• EXERCISE REQUIREMENTS:
Return every record exactly as written.

• ROWS:

+-------+

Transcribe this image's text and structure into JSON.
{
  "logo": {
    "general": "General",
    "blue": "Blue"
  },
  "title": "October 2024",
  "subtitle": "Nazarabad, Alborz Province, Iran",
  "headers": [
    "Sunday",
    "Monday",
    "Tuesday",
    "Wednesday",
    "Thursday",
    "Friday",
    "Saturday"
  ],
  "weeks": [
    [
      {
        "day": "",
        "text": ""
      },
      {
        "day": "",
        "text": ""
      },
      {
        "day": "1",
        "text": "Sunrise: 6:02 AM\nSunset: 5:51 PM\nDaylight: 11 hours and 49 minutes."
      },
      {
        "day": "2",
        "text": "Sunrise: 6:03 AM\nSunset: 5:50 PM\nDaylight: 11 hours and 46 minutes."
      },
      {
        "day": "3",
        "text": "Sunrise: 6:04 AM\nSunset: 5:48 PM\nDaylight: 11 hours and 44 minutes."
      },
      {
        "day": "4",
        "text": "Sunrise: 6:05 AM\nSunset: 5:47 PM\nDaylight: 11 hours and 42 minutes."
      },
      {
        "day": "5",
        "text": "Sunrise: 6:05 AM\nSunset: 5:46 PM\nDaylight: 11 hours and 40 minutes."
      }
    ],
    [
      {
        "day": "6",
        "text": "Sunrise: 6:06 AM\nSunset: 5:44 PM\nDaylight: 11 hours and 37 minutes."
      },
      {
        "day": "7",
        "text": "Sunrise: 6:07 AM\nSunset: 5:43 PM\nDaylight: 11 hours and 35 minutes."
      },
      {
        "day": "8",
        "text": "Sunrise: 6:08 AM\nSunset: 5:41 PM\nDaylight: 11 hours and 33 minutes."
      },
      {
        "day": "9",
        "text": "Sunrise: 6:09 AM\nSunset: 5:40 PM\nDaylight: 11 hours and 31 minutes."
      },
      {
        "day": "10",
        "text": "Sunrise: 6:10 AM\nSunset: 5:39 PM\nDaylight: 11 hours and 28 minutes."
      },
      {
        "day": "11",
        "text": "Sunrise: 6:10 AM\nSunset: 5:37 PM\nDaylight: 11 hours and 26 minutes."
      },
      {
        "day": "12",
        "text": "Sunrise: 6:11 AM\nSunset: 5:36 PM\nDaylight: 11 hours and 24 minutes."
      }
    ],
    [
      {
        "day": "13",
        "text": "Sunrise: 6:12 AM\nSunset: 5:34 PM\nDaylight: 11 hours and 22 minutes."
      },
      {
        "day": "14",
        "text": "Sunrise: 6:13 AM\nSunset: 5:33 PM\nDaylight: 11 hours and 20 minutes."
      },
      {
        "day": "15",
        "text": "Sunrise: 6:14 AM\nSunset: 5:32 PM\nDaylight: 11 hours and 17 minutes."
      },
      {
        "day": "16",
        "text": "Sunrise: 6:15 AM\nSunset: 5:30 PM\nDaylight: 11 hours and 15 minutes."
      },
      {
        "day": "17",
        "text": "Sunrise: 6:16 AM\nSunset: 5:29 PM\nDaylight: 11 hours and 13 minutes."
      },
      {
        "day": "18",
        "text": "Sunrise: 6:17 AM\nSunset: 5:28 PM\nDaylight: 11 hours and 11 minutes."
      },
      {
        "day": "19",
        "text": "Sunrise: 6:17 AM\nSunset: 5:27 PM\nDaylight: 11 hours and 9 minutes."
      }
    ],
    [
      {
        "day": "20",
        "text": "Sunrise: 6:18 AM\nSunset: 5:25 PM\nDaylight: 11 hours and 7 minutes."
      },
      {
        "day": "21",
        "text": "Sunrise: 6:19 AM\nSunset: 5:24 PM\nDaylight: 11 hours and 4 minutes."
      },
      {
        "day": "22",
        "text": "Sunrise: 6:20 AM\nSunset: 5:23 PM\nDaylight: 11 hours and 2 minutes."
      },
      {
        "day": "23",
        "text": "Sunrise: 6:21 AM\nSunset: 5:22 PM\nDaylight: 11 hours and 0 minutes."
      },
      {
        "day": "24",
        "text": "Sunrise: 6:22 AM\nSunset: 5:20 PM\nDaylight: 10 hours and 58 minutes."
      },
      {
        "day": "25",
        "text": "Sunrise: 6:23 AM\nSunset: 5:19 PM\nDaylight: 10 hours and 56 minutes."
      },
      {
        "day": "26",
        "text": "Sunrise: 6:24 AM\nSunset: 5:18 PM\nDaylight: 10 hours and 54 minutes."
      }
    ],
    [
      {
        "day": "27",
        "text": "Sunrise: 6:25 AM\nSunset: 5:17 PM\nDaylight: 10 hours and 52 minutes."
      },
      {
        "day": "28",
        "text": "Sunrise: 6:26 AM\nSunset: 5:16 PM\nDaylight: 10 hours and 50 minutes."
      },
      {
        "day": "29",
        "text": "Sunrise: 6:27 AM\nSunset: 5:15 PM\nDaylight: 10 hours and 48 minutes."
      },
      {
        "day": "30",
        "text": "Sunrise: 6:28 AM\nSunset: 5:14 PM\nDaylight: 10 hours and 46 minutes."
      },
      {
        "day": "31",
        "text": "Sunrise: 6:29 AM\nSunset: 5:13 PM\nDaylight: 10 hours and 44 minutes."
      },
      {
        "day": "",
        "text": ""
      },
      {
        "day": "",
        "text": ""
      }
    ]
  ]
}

+-------+

• TASK RESPONSE:
Transcribe this image's text and structure into JSON.
{
  "logo": {
    "general": "General",
    "blue": "Blue"
  },
  "title": "October 2024",
  "subtitle": "Nazarabad, Alborz Province, Iran",
  "headers": [
    "Sunday",
    "Monday",
    "Tuesday",
    "Wednesday",
    "Thursday",
    "Friday",
    "Saturday"
  ],
  "weeks": [
    [
      {
        "day": "",
        "text": ""
      },
      {
        "day": "",
        "text": ""
      },
      {
        "day": "1",
        "text": "Sunrise: 6:02 AM\nSunset: 5:51 PM\nDaylight: 11 hours and 49 minutes."
      },
      {
        "day": "2",
        "text": "Sunrise: 6:03 AM\nSunset: 5:50 PM\nDaylight: 11 hours and 46 minutes."
      },
      {
        "day": "3",
        "text": "Sunrise: 6:04 AM\nSunset: 5:48 PM\nDaylight: 11 hours and 44 minutes."
      },
      {
        "day": "4",
        "text": "Sunrise: 6:05 AM\nSunset: 5:47 PM\nDaylight: 11 hours and 42 minutes."
      },
      {
        "day": "5",
        "text": "Sunrise: 6:05 AM\nSunset: 5:46 PM\nDaylight: 11 hours and 40 minutes."
      }
    ],
    [
      {
        "day": "6",
        "text": "Sunrise: 6:06 AM\nSunset: 5:44 PM\nDaylight: 11 hours and 37 minutes."
      },
      {
        "day": "7",
        "text": "Sunrise: 6:07 AM\nSunset: 5:43 PM\nDaylight: 11 hours and 35 minutes."
      },
      {
        "day": "8",
        "text": "Sunrise: 6:08 AM\nSunset: 5:41 PM\nDaylight: 11 hours and 33 minutes."
      },
      {
        "day": "9",
        "text": "Sunrise: 6:09 AM\nSunset: 5:40 PM\nDaylight: 11 hours and 31 minutes."
      },
      {
        "day": "10",
        "text": "Sunrise: 6:10 AM\nSunset: 5:39 PM\nDaylight: 11 hours and 28 minutes."
      },
      {
        "day": "11",
        "text": "Sunrise: 6:10 AM\nSunset: 5:37 PM\nDaylight: 11 hours and 26 minutes."
      },
      {
        "day": "12",
        "text": "Sunrise: 6:11 AM\nSunset: 5:36 PM\nDaylight: 11 hours and 24 minutes."
      }
    ],
    [
      {
        "day": "13",
        "text": "Sunrise: 6:12 AM\nSunset: 5:34 PM\nDaylight: 11 hours and 22 minutes."
      },
      {
        "day": "14",
        "text": "Sunrise: 6:13 AM\nSunset: 5:33 PM\nDaylight: 11 hours and 20 minutes."
      },
      {
        "day": "15",
        "text": "Sunrise: 6:14 AM\nSunset: 5:32 PM\nDaylight: 11 hours and 17 minutes."
      },
      {
        "day": "16",
        "text": "Sunrise: 6:15 AM\nSunset: 5:30 PM\nDaylight: 11 hours and 15 minutes."
      },
      {
        "day": "17",
        "text": "Sunrise: 6:16 AM\nSunset: 5:29 PM\nDaylight: 11 hours and 13 minutes."
      },
      {
        "day": "18",
        "text": "Sunrise: 6:17 AM\nSunset: 5:28 PM\nDaylight: 11 hours and 11 minutes."
      },
      {
        "day": "19",
        "text": "Sunrise: 6:17 AM\nSunset: 5:27 PM\nDaylight: 11 hours and 9 minutes."
      }
    ],
    [
      {
        "day": "20",
        "text": "Sunrise: 6:18 AM\nSunset: 5:25 PM\nDaylight: 11 hours and 7 minutes."
      },
      {
        "day": "21",
        "text": "Sunrise: 6:19 AM\nSunset: 5:24 PM\nDaylight: 11 hours and 4 minutes."
      },
      {
        "day": "22",
        "text": "Sunrise: 6:20 AM\nSunset: 5:23 PM\nDaylight: 11 hours and 2 minutes."
      },
      {
        "day": "23",
        "text": "Sunrise: 6:21 AM\nSunset: 5:22 PM\nDaylight: 11 hours and 0 minutes."
      },
      {
        "day": "24",
        "text": "Sunrise: 6:22 AM\nSunset: 5:20 PM\nDaylight: 10 hours and 58 minutes."
      },
      {
        "day": "25",
        "text": "Sunrise: 6:23 AM\nSunset: 5:19 PM\nDaylight: 10 hours and 56 minutes."
      },
      {
        "day": "26",
        "text": "Sunrise: 6:24 AM\nSunset: 5:18 PM\nDaylight: 10 hours and 54 minutes."
      }
    ],
    [
      {
        "day": "27",
        "text": "Sunrise: 6:25 AM\nSunset: 5:17 PM\nDaylight: 10 hours and 52 minutes."
      },
      {
        "day": "28",
        "text": "Sunrise: 6:26 AM\nSunset: 5:16 PM\nDaylight: 10 hours and 50 minutes."
      },
      {
        "day": "29",
        "text": "Sunrise: 6:27 AM\nSunset: 5:15 PM\nDaylight: 10 hours and 48 minutes."
      },
      {
        "day": "30",
        "text": "Sunrise: 6:28 AM\nSunset: 5:14 PM\nDaylight: 10 hours and 46 minutes."
      },
      {
        "day": "31",
        "text": "Sunrise: 6:29 AM\nSunset: 5:13 PM\nDaylight: 10 hours and 44 minutes."
      },
      {
        "day": "",
        "text": ""
      },
      {
        "day": "",
        "text": ""
      }
    ]
  ]
}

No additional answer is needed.